## AIM OF THE EXERCISE
Tally the lines in the entries below that contain the word "numbered", and state only the resulting number.

------ DATA FOR THIS EXERCISE ------

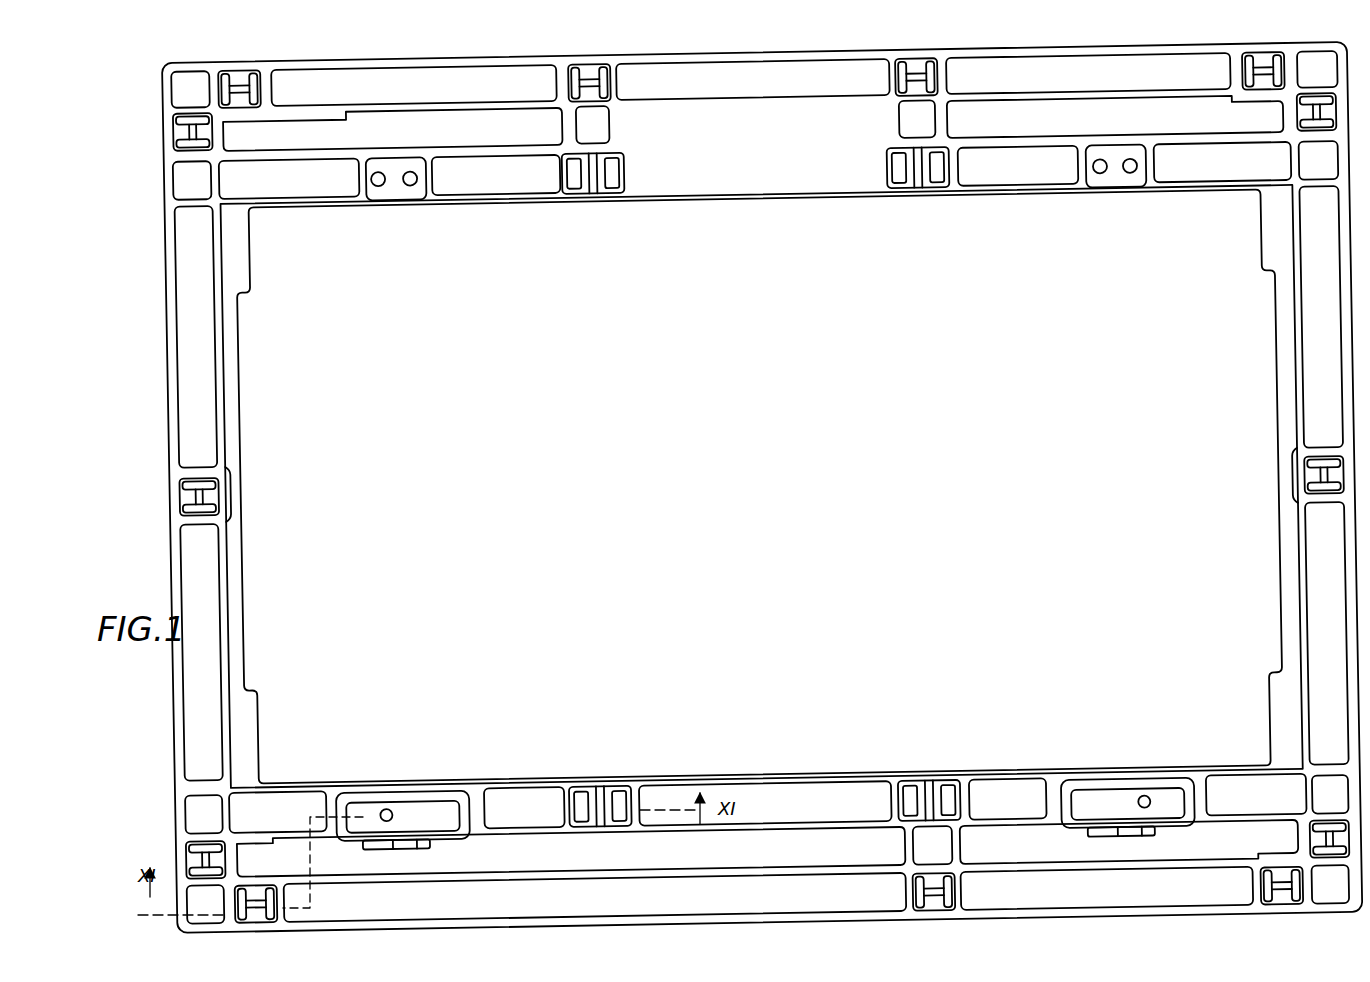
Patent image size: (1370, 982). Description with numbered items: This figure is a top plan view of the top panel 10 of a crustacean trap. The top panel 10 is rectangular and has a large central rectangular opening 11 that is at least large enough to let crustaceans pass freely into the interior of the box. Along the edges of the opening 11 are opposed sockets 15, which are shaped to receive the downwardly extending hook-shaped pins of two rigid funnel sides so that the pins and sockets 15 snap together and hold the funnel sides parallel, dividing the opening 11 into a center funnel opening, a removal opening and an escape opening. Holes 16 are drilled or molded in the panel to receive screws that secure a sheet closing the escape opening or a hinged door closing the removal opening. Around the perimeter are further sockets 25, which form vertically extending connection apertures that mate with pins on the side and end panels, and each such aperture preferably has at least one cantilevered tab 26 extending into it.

The top panel 10 is at (270, 407).
The central rectangular opening 11 is at (742, 491).
The socket 15 is at (588, 207).
The hole 16 is at (408, 190).
The socket 25 is at (200, 140).
The cantilevered tab 26 is at (202, 140).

------

## RESULT FOR THIS EXERCISE
1